## EXERCISE REQUIREMENTS
Find "Type out the text in this image." in the material below, then copy that line and every subsequent line to the end, exactly.

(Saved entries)
▼
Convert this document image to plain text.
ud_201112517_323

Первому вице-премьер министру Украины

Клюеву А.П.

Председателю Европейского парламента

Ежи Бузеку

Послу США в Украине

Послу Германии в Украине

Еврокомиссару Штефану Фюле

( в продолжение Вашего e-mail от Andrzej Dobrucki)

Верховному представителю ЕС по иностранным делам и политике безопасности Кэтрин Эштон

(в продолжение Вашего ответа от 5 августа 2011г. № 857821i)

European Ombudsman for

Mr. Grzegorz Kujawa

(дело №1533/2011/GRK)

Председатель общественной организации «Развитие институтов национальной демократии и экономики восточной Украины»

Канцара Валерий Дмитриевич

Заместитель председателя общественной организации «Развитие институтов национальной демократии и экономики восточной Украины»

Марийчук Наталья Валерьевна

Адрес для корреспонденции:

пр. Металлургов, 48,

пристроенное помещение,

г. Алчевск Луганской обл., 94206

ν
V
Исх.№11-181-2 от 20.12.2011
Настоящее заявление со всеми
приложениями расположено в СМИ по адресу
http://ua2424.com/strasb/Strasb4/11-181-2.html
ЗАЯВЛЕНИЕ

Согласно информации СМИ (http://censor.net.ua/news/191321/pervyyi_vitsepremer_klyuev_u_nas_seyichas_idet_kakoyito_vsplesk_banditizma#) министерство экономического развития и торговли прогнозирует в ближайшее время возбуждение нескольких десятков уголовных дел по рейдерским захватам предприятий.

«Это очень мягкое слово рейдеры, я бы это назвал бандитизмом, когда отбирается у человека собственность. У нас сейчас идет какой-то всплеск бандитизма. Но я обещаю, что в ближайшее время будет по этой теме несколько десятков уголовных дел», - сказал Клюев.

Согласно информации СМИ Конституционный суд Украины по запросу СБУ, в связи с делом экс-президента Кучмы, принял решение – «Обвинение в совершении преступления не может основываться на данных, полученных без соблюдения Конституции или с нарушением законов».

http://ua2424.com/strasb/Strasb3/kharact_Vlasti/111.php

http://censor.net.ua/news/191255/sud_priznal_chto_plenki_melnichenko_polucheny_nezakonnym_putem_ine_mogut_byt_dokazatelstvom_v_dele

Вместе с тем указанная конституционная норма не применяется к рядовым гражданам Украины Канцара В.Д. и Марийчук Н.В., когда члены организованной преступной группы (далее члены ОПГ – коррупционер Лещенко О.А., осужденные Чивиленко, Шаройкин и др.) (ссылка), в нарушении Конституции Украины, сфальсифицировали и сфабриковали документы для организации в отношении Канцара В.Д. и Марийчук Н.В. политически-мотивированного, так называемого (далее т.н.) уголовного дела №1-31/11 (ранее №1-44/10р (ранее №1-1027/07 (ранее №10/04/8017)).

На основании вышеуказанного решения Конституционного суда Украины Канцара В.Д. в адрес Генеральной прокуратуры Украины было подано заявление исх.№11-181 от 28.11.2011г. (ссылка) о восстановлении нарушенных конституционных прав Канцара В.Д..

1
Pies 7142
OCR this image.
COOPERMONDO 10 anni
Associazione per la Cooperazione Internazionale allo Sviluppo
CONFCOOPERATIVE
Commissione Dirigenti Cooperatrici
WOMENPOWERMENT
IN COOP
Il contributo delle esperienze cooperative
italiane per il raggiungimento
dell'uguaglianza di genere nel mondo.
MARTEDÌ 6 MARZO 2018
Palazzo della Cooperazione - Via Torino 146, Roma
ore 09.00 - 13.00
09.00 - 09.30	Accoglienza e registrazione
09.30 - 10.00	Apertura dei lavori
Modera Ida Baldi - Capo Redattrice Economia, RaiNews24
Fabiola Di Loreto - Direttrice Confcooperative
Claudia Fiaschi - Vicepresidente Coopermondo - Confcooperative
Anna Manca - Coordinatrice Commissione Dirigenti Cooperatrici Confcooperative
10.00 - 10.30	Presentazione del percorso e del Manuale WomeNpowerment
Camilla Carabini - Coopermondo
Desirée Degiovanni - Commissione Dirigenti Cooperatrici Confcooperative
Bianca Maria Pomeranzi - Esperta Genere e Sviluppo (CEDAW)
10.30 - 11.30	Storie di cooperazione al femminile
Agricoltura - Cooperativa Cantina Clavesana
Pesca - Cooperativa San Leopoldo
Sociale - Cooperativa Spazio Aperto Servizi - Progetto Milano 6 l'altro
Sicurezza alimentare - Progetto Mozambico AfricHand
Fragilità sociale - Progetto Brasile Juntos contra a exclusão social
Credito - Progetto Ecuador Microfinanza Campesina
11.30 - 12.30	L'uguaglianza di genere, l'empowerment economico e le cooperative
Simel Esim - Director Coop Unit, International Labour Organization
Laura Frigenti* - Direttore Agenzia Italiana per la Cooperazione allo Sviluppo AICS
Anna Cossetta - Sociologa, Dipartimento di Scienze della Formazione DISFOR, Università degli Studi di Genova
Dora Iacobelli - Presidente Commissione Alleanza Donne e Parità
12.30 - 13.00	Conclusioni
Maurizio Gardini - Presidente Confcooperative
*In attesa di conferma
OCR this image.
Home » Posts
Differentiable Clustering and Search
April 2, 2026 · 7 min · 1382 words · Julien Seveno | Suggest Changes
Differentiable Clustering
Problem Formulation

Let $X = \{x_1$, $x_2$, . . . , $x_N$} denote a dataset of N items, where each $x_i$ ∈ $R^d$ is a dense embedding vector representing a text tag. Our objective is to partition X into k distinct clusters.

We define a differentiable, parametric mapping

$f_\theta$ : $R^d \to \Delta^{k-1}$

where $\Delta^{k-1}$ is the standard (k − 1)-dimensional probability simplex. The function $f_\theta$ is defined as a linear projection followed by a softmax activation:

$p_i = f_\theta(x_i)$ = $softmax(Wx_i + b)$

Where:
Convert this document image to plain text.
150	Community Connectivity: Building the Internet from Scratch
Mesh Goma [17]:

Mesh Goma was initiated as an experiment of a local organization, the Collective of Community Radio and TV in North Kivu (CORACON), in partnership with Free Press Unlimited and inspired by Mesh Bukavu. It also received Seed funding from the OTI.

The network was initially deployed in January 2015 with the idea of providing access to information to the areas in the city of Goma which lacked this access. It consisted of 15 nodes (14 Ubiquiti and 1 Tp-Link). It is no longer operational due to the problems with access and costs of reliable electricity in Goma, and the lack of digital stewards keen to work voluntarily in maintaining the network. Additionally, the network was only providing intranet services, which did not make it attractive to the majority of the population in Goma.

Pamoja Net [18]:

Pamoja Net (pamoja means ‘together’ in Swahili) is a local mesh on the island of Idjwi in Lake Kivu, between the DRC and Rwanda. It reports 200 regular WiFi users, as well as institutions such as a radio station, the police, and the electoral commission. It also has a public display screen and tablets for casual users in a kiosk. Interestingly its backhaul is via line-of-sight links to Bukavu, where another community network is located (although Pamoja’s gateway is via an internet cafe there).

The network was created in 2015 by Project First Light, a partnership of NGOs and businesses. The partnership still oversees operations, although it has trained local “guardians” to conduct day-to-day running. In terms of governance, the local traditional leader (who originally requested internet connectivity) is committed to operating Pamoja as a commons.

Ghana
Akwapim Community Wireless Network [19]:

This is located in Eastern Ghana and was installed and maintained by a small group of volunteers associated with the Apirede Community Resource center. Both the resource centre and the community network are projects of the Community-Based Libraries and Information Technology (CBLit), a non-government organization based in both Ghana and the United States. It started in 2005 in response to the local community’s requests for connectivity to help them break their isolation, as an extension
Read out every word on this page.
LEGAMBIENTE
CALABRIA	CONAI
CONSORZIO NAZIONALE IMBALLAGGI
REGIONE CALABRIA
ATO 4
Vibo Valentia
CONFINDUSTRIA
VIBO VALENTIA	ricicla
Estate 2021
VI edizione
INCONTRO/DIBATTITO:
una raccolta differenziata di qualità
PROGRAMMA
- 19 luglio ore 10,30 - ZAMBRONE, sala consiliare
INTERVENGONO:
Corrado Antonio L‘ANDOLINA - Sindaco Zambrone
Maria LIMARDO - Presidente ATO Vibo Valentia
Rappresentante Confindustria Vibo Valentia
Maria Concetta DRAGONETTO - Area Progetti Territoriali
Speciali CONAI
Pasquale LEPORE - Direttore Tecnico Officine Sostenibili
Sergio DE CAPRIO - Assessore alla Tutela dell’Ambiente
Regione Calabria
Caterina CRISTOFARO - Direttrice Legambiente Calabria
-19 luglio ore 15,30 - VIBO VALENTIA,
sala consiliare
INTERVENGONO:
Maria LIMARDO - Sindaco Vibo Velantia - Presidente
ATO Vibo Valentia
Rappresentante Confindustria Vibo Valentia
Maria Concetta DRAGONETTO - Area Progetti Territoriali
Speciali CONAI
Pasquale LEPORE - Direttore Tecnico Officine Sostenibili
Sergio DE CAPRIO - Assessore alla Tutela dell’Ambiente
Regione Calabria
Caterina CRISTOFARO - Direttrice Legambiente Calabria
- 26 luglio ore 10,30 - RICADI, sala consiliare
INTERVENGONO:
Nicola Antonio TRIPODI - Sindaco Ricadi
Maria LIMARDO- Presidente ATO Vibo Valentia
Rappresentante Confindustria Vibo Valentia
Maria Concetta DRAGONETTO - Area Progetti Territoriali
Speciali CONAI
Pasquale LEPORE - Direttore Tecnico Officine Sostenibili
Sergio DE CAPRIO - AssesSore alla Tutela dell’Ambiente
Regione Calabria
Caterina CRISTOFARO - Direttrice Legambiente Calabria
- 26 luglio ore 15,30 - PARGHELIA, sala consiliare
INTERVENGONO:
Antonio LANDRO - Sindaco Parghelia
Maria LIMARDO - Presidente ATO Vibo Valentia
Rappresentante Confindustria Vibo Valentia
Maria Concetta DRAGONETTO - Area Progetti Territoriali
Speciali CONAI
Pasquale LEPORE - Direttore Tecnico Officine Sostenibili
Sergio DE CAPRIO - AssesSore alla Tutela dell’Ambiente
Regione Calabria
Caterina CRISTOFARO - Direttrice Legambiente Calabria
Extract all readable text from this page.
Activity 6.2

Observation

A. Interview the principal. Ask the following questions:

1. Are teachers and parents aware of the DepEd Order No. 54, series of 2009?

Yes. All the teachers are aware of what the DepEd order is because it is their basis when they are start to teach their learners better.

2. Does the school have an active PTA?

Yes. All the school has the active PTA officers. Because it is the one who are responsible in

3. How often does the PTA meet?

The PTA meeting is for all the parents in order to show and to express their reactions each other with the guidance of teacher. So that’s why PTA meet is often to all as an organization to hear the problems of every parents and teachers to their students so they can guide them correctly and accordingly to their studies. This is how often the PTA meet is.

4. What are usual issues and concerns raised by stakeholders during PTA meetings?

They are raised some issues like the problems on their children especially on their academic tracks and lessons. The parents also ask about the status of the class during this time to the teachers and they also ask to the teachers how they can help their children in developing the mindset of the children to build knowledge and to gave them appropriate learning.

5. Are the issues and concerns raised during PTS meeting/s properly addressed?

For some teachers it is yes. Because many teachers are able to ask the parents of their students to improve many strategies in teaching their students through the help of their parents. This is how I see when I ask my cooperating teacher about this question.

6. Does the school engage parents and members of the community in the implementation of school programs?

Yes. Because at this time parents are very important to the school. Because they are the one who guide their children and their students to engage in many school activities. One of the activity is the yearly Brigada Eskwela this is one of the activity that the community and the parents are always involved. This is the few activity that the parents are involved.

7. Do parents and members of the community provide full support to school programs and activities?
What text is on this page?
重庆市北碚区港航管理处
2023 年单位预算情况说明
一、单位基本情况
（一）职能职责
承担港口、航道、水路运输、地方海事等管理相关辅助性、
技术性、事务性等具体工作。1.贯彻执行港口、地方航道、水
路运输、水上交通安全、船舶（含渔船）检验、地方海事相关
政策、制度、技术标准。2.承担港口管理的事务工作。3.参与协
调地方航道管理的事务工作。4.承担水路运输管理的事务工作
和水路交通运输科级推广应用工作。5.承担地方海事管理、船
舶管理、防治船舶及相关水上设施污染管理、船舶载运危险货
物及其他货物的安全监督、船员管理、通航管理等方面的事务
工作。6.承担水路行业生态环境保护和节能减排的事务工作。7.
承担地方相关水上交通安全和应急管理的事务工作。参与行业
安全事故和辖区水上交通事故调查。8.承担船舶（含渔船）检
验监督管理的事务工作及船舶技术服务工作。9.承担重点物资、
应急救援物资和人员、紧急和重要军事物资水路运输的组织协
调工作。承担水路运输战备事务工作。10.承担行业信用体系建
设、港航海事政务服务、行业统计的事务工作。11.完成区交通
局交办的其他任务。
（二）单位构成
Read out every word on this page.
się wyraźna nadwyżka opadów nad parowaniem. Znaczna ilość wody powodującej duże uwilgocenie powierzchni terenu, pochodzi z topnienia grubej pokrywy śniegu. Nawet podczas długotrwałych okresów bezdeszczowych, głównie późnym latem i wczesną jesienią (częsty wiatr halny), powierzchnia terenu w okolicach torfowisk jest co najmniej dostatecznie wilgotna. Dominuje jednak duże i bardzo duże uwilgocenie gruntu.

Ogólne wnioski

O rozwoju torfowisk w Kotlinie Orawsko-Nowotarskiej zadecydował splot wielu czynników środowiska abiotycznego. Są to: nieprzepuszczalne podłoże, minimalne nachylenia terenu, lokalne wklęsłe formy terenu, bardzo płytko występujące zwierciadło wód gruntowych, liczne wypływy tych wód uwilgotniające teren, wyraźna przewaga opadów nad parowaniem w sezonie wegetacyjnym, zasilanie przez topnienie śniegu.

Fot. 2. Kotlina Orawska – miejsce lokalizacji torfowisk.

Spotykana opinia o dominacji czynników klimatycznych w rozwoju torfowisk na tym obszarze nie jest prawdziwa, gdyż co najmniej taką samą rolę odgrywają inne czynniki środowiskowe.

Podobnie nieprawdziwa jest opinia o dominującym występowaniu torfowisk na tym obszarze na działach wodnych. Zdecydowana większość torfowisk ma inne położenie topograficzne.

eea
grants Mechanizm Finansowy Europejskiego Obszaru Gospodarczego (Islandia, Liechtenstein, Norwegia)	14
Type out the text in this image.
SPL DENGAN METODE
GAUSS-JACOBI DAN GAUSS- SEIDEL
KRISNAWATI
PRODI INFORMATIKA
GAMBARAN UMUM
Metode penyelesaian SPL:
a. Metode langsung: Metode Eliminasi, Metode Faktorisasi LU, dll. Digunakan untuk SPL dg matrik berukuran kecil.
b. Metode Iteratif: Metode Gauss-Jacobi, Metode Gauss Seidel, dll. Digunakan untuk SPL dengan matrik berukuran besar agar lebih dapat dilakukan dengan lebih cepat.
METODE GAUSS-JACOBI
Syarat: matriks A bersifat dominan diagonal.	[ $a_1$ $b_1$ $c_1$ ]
▲
## RESPONSE TO THIS EXERCISE
Type out the text in this image.
SPL DENGAN METODE
GAUSS-JACOBI DAN GAUSS- SEIDEL
KRISNAWATI
PRODI INFORMATIKA
GAMBARAN UMUM
Metode penyelesaian SPL:
a. Metode langsung: Metode Eliminasi, Metode Faktorisasi LU, dll. Digunakan untuk SPL dg matrik berukuran kecil.
b. Metode Iteratif: Metode Gauss-Jacobi, Metode Gauss Seidel, dll. Digunakan untuk SPL dengan matrik berukuran besar agar lebih dapat dilakukan dengan lebih cepat.
METODE GAUSS-JACOBI
Syarat: matriks A bersifat dominan diagonal.	[ $a_1$ $b_1$ $c_1$ ]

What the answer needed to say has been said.